ТЕКСТ ДЛЯ ЧТЕНИЯ:
Аверс памятной медали А.Жида
В своей речи на церемонии награждения А. Эстерлинг, член Шведской академии, отметил, что «…Жид в большей степени, чем кто-либо из его современников, был человеком контрастов… Вот почему его творчество создает впечатление непрерывного диалога, в котором вера постоянно борется с сомнением, аскетизм – с жизнелюбием, а дисциплина – со стремлением к свободе». Плохое самочувствие не позволило Жиду прибыть на церемонию награждения в Стокгольм, и его Нобелевскую лекцию прочел за него французский посол в Швеции Габриэль Пюо. Выражая благодарность Шведской академии за награду, Жид писал: «В течение многих лет мой голос представлялся мне гласом вопиющего в пустыне, позже я думал, что обращаюсь к очень немногим; но вы доказали мне сегодня, что я был прав, когда верил в преимущество узкого круга читателей… Вы подали свой голос не столько за мой труд, сколько за тот независимый дух, который витает в моих книгах, за тот дух, который в наши дни подвергается всевозможным нападкам».

ЗАДАНИЕ A: Переведите на английский язык предложение из отрывка о награждении Жида: «Плохое самочувствие не позволило Жиду прибыть на церемонию награждения в Стокгольм, и его Нобелевскую лекцию прочел за него французский посол в Швеции Габриэль Пюо».
ЗАДАНИЕ B: Продолжите, пожалуйста, отрывок о награждении Жида, начиная сразу после его последнего предложения.

ФРАГМЕНТЫ ЗАПИСЕЙ:
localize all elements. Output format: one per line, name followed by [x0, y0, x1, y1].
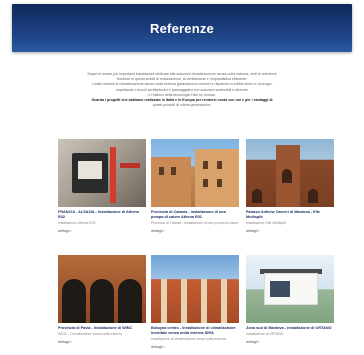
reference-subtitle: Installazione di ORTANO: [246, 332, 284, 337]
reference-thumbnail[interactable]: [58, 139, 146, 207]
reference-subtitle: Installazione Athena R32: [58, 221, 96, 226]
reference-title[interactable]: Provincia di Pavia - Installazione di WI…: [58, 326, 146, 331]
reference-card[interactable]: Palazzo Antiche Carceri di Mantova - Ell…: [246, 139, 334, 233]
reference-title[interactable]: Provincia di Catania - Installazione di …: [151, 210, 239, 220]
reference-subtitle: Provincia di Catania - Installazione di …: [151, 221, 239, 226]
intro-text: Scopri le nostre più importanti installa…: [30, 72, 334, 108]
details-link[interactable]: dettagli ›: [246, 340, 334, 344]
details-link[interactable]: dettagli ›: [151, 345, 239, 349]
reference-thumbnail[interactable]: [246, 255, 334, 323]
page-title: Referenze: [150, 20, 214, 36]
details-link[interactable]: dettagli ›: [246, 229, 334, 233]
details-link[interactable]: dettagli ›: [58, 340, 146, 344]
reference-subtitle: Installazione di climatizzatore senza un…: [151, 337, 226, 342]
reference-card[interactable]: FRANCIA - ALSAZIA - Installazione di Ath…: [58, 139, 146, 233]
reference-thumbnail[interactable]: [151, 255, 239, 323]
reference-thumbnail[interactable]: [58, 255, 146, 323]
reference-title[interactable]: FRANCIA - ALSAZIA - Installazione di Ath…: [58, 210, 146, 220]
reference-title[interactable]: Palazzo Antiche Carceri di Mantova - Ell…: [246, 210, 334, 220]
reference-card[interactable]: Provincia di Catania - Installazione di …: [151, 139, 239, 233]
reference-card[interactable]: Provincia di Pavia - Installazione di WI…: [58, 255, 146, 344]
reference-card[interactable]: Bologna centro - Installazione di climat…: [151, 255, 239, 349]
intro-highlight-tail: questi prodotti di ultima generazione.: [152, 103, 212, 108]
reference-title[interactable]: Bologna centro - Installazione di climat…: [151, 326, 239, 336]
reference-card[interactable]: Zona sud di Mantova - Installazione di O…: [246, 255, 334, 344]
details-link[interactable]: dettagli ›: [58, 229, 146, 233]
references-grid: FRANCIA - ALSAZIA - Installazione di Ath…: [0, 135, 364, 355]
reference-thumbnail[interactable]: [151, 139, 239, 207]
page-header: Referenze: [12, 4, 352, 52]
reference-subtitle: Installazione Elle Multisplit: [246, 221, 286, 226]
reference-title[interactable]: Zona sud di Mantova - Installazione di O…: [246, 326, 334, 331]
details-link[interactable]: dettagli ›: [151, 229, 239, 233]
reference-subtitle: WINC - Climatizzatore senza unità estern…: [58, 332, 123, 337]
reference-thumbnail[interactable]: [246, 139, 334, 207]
==
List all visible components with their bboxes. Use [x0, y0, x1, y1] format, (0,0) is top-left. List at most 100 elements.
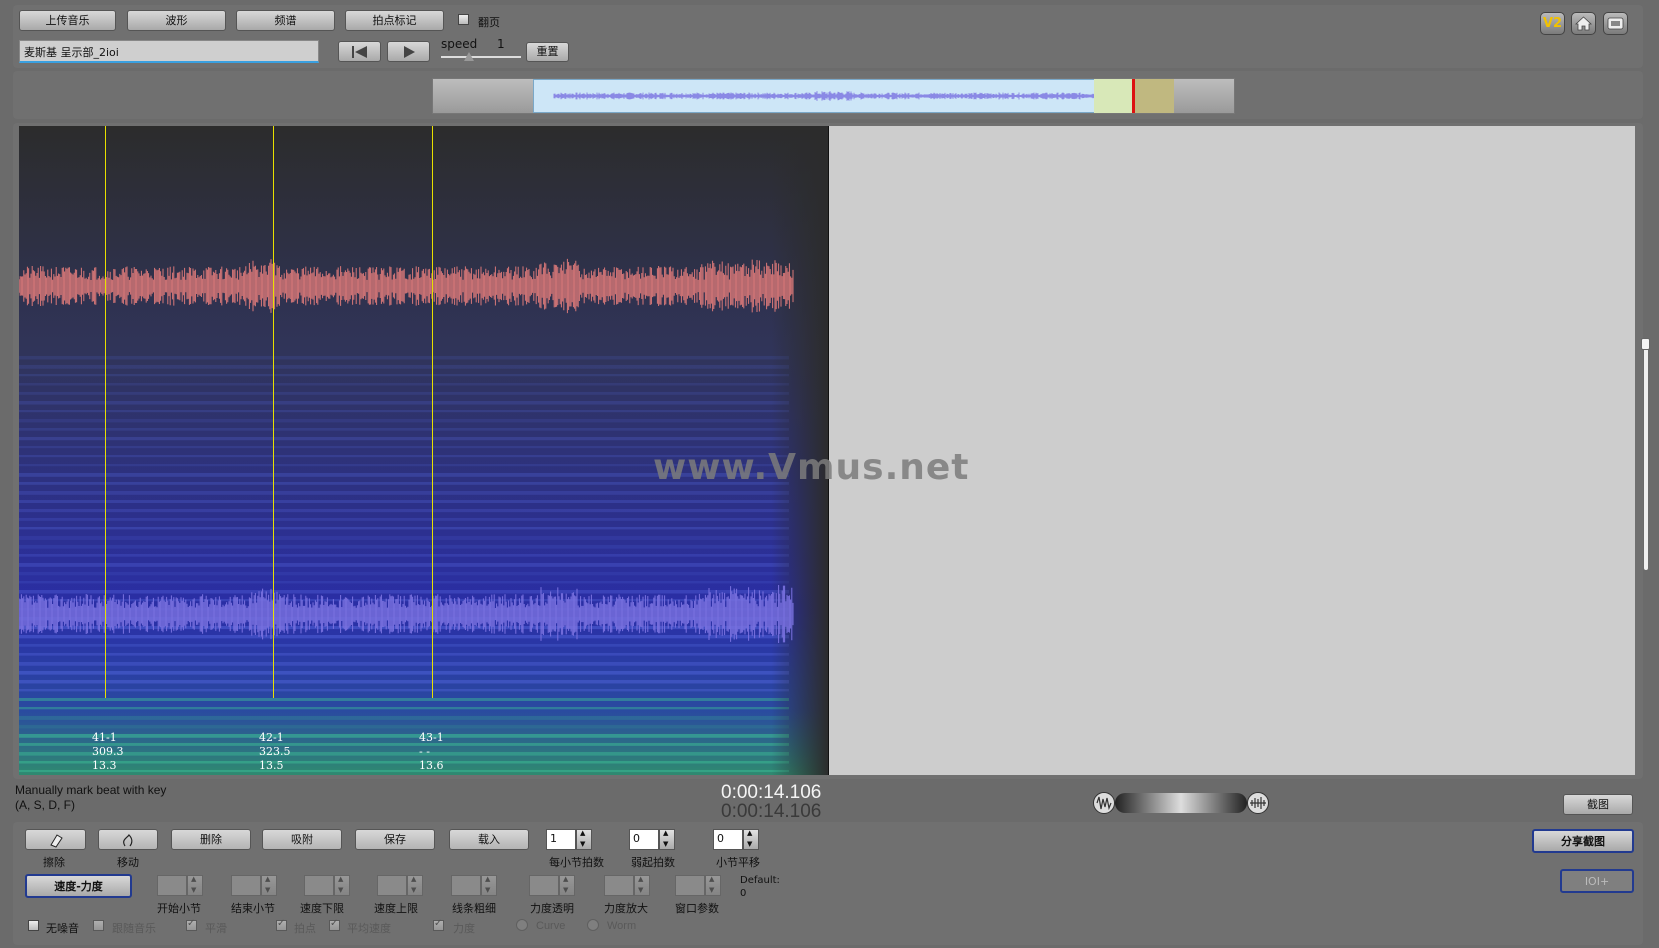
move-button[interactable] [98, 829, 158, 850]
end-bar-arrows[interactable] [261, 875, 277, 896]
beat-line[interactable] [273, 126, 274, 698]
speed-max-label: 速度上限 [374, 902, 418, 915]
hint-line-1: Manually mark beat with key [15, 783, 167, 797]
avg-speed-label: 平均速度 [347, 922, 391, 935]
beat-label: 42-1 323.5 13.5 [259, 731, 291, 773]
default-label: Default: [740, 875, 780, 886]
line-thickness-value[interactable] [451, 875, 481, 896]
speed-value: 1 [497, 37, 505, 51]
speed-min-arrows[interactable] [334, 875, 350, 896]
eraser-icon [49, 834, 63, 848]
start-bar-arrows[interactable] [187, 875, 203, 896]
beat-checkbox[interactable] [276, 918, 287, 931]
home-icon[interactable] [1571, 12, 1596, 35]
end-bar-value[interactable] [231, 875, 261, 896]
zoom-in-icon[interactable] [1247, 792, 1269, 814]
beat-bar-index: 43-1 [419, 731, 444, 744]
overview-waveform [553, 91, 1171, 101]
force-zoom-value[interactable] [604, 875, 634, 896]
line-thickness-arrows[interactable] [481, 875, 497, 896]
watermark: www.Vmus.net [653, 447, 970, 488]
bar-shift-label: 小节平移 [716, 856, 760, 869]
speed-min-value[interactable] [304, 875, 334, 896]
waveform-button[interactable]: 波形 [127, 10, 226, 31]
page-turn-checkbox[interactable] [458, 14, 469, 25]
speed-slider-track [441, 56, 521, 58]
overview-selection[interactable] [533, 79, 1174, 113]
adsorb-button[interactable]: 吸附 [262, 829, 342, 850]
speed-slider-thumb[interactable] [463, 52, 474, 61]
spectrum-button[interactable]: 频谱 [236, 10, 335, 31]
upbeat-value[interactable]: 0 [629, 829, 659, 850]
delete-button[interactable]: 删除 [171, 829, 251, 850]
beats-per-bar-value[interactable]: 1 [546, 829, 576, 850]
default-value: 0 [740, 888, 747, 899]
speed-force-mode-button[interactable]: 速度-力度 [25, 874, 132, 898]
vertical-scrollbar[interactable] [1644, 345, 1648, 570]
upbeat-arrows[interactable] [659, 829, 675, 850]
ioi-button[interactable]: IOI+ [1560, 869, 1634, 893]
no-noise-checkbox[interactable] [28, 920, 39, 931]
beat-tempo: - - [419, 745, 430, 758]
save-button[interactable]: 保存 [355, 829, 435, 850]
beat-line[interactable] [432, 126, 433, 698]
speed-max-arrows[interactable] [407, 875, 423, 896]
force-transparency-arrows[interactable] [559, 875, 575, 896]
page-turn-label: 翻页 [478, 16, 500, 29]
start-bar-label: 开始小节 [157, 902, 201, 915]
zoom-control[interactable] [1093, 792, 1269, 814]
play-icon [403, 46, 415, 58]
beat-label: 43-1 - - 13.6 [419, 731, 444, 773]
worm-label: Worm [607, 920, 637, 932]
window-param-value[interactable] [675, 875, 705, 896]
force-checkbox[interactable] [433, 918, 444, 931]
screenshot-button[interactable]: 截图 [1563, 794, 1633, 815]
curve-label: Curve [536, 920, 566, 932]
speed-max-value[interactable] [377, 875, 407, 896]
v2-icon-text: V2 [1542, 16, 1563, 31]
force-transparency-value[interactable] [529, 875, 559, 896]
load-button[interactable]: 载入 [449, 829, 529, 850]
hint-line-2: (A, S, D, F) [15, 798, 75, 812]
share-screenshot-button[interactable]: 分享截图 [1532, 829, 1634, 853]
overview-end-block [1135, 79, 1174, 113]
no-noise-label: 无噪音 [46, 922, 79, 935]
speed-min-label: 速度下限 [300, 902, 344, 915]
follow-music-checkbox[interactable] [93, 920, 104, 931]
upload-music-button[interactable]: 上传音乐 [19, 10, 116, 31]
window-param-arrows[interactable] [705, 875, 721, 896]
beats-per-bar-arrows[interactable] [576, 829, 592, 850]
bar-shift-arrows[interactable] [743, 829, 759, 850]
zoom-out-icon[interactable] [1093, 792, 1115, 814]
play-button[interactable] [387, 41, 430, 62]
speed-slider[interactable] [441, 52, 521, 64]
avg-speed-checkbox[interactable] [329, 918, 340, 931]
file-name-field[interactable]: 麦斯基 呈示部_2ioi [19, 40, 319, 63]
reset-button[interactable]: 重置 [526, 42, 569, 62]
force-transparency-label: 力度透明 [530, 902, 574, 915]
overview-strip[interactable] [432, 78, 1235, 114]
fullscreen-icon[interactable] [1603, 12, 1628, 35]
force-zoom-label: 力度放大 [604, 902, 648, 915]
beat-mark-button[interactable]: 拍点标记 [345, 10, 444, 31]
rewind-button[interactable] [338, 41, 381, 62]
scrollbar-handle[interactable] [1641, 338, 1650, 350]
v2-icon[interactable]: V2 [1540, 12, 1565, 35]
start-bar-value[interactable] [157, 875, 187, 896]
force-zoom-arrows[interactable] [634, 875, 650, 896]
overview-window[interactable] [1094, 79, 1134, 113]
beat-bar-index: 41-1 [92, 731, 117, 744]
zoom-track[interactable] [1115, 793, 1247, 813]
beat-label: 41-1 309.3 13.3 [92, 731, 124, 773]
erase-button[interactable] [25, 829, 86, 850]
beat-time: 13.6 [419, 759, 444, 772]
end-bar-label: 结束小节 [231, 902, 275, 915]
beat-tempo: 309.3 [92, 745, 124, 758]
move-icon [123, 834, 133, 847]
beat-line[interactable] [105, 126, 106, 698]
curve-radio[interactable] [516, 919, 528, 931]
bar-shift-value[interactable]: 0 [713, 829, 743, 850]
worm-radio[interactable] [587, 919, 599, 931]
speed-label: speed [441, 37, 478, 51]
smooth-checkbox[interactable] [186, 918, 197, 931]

РЕЗУЛЬТАТ A: Poor health prevented Gide from traveling to Stockholm for the award ceremony, and his Nobel lecture was read on his behalf by Gabriel Puaux, the French ambassador to Sweden.

РЕЗУЛЬТАТ B:
Одно из последних изданий в России (2000-е годы) «Дневника» А.Жида
В это же время А.Жид становится героем нескольких документальных фильмов, один из которых, «С Андре Жидом» был снят его другом Марком Аллегре.
В феврале 1950 года Жид приезжает в городок Жуан-ле-Пен на Лазурном берегу, где живет на вилле «Синяя птица». Возвратившись осенью в Париж, он принимает участие в репетициях спектакля по «Подземельям Ватикана» в «Thеаtre-Franсais», премьера которого превращается в настоящий апофеоз автора.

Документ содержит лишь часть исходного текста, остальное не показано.